═══ Selected text ═══

Today is a holiday Monday in many parts of North America, here it is BC Day, a day to honour my province. I wish I felt free to travel and enjoy more of it this summer, but plans have been changing for most of us over the last five months.
We have had some super hot weather recently, and it has been almost too hot to enjoy the outdoors, for any length of time anyways, so enjoying some books and air conditioning has been the way to go.
Books I Enjoyed Over the Last Two Weeks
I really loved this YA novel, but to be honest I love all of the A.S. King books that I have read. This book wants to give you a jab in the face to wake you up and show you things about the world.
Paola Santiago is a science loving girl who lives near the Arizona desert with her Mom. She loves her Mom but not her Mom’s superstitious beliefs. The most common one is her Mom’s belief in La Llorona, the wailing woman who will pull kids into the Gila River. While Paola and her two best friends Emma and Dante are mostly rule followers, the banks of the Gila are the best place to stargaze with Emma’s telescope, so they meet there often. When Emma does not show up at their meeting time one night, Paola and Dante must investigate. They are pulled into a world that has too much in common with the stories of Paolo’s mother.

═══ Supplied material ═══

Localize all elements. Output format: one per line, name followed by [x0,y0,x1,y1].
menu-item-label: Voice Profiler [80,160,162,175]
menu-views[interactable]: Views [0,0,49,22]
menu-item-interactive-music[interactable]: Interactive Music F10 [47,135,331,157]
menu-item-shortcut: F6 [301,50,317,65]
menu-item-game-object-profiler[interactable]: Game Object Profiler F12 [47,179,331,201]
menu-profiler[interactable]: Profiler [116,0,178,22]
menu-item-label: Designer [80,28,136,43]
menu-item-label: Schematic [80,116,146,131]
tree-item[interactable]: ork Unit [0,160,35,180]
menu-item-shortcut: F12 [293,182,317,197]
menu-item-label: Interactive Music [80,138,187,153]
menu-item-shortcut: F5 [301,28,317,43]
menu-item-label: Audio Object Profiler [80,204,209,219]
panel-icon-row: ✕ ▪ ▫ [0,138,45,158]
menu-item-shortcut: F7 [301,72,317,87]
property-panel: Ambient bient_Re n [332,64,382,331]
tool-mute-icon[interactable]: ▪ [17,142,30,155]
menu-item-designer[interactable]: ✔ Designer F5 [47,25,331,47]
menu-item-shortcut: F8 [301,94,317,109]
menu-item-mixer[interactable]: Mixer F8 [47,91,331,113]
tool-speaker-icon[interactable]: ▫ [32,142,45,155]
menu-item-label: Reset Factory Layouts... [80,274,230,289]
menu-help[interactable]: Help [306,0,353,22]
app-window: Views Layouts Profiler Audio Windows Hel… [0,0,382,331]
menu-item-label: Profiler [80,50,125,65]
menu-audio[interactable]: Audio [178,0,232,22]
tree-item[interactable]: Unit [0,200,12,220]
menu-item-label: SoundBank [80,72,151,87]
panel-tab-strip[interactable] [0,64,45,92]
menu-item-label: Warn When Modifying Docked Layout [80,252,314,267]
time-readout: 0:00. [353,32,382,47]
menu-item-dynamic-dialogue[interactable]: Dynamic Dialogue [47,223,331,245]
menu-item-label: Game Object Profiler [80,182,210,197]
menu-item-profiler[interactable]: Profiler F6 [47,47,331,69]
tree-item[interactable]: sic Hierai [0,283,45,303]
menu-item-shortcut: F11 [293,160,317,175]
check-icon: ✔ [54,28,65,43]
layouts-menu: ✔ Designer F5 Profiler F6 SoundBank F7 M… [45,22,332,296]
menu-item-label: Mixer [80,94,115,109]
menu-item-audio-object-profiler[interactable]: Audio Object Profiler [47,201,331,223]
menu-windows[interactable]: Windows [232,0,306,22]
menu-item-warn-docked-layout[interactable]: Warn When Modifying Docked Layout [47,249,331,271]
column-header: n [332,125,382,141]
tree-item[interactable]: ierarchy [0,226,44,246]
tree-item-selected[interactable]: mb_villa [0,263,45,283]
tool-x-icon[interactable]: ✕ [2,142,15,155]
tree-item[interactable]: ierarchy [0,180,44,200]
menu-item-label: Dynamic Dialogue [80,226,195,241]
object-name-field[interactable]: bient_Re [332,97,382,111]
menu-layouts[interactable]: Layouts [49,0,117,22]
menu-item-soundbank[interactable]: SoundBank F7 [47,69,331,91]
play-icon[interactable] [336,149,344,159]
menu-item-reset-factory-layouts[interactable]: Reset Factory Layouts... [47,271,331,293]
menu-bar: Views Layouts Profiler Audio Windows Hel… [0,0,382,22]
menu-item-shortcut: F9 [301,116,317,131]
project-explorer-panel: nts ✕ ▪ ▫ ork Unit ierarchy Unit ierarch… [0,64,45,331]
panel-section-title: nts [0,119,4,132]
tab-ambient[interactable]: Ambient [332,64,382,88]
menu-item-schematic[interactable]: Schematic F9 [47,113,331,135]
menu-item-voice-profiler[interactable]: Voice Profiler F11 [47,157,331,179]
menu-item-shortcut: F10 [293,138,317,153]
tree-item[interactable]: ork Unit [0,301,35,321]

═══

■ List of tasks ■
a: According to the book blog post, what holiday is observed in the writer's province on this Monday?
b: Resume the book blog post after its last sentence.
The lines have no connection to the book blog post.

■ Answers by task ■
a: BC Day.

b:
Dante and Paola have to work together and dig deeper to find Emma and save the day. This is complicated by systemic racism of local police, a lack of understanding of the world her mother explained to her, and the fact that they have a little bit of a crush on each other.
This story has action and humour. I enjoyed the way that Paola’s flaws and even her strengths can get in her way and how she has to learn and adapt to overcome these and other challenges. I have heard it said that visible minorities have to learn to live in multiple different worlds in order to thrive, and it seems the author knows this and is having her characters learn this, both in the sense of living as a POC and also in the fantasy book sense of adapting to monsters and magic. Thanks to NetGalley for the preview of this book which is out tomorrow.
This is a really interesting middle grade dystopian novel. I don’t want to give to much away but Miranda1 and William1 have only known their life in Oculum, but William1 finds a door to the outside that they have been told does not really exist. He wants to learn more. The story flips between a few different perspectives as events past and present are unravelled. Unlike some MG/YA dystopia this is a pretty short book, seems to be a stand alone and is not particularly violent. A good choice for younger readers of this genre.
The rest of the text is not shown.